DIRECTIVE:
Work out how many lines in the data hold the word "nothers", and reply with that number only.

DATASET RECORDS:
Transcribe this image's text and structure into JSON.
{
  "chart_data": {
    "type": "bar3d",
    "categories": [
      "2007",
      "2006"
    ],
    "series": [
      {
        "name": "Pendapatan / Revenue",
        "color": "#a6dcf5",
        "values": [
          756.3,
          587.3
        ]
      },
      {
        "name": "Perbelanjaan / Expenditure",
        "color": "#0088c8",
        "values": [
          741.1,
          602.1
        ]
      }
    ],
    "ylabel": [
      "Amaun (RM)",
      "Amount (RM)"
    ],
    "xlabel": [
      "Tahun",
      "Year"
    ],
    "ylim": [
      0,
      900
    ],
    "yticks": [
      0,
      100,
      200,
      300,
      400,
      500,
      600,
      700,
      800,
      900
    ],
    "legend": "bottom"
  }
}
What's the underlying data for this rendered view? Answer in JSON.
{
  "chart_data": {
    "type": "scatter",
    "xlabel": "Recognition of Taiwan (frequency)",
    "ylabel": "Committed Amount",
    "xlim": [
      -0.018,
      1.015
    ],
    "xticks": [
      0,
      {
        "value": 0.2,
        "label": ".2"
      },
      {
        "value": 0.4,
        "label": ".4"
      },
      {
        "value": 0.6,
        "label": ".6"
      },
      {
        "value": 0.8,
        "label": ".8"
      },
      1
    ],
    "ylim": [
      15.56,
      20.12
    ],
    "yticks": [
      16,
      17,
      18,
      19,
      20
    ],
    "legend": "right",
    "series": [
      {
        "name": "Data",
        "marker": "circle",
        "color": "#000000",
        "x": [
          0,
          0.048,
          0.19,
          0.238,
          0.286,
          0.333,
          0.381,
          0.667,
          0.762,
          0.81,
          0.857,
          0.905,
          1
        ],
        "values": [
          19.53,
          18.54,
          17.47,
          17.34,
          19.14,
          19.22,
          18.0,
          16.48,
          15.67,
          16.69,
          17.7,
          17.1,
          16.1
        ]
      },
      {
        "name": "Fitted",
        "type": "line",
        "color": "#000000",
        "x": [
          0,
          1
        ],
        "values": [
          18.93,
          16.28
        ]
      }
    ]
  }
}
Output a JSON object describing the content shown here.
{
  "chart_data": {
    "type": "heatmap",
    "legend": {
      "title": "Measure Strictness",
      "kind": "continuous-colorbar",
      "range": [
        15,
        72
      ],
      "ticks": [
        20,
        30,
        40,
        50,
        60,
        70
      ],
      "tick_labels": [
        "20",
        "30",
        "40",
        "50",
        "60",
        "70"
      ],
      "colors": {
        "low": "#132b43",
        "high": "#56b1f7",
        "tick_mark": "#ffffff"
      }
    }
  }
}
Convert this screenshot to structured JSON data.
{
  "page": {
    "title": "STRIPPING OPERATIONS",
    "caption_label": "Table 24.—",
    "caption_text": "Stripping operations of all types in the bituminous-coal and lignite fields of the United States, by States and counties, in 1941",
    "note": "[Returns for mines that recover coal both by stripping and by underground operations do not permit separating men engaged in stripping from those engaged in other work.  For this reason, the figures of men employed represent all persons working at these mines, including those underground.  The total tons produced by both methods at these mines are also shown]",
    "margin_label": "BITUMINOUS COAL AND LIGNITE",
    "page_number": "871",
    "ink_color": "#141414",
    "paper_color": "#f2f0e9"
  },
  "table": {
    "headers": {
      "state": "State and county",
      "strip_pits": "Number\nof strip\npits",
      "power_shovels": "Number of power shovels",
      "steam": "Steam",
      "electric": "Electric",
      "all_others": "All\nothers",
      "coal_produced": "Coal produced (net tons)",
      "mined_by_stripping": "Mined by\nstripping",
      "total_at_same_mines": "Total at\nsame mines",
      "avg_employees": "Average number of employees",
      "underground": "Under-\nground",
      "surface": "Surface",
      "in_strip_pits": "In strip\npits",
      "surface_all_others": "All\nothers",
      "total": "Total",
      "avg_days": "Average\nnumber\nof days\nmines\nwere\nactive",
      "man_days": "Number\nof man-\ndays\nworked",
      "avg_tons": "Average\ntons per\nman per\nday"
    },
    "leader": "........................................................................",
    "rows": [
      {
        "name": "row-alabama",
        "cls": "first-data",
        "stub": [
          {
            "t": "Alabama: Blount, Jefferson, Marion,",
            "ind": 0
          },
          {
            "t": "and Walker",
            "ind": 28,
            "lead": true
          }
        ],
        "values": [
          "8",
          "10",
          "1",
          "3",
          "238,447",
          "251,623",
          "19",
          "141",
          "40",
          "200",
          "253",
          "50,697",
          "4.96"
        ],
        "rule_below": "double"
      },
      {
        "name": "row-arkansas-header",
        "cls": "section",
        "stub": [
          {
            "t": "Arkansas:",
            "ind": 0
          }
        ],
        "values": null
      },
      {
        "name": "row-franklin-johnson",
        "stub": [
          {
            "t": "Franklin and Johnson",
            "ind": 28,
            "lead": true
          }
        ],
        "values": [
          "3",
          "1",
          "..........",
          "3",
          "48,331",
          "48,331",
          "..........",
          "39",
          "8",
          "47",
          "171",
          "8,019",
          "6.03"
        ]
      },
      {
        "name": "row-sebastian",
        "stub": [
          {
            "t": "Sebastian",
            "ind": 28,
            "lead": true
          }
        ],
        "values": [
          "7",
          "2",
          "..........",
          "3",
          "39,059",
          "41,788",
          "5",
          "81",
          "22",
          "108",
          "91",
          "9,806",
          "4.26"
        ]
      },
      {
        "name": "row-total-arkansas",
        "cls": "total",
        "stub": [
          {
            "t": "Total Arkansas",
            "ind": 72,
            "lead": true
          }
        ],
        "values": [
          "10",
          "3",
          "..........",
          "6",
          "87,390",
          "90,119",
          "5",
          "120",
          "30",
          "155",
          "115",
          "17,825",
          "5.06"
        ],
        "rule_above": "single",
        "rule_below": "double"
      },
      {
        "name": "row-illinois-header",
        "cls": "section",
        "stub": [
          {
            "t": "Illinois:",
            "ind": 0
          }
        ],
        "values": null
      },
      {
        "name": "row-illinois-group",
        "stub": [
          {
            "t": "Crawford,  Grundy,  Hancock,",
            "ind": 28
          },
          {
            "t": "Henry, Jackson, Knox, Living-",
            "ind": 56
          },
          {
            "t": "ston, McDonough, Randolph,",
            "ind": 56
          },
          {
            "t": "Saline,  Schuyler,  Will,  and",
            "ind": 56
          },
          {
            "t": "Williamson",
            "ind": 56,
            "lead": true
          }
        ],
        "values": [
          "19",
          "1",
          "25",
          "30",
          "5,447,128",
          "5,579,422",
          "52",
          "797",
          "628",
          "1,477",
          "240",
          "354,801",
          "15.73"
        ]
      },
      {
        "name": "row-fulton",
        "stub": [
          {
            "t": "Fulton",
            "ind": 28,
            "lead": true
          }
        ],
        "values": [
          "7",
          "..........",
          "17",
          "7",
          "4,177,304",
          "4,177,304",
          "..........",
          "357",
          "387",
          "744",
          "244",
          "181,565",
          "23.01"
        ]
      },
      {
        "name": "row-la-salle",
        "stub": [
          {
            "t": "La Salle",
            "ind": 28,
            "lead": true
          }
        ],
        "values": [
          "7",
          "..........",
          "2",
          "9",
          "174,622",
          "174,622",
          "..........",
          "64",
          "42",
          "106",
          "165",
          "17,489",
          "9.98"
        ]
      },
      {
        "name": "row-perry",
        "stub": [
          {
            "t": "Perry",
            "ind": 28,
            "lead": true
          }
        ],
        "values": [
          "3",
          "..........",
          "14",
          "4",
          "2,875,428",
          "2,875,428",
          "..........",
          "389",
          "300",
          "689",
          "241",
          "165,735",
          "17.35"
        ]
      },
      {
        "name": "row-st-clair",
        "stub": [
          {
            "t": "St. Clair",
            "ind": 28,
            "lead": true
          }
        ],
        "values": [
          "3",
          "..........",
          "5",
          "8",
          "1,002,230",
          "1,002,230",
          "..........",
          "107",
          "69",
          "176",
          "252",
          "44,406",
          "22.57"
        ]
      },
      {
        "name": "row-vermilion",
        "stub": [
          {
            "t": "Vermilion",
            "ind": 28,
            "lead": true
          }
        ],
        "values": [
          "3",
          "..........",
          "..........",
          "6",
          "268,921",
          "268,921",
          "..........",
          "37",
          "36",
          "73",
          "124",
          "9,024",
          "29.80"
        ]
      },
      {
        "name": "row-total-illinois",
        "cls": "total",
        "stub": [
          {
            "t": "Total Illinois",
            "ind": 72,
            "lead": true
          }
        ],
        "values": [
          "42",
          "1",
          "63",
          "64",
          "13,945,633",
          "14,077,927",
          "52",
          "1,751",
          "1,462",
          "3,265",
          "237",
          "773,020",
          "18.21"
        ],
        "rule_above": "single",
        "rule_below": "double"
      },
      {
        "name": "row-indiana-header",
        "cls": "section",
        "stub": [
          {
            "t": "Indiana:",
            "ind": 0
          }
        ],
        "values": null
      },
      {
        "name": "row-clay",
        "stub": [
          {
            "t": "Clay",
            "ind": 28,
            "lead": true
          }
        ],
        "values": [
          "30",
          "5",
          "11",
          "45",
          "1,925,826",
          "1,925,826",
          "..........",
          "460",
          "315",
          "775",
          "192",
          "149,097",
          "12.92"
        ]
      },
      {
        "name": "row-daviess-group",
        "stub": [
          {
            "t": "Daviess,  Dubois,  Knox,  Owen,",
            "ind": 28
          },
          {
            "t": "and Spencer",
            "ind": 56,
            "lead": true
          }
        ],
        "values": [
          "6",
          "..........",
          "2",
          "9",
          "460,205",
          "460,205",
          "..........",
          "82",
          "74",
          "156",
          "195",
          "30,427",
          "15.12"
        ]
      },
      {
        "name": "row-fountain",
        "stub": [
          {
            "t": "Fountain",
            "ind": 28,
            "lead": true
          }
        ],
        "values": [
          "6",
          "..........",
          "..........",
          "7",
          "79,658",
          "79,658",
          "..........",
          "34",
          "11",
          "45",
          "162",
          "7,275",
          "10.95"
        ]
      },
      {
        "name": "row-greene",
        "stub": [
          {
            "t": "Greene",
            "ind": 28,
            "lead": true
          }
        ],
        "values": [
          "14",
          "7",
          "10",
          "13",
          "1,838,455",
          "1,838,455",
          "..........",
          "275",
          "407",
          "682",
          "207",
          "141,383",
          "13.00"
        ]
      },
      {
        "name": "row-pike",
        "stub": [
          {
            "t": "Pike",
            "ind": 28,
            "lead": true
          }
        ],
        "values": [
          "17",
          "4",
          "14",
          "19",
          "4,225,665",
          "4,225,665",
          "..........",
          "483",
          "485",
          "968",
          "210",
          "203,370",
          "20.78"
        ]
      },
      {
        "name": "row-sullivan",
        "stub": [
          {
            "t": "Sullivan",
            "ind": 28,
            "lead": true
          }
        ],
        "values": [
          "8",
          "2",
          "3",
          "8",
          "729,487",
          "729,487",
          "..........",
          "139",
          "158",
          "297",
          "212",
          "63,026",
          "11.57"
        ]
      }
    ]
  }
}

ANSWER:
2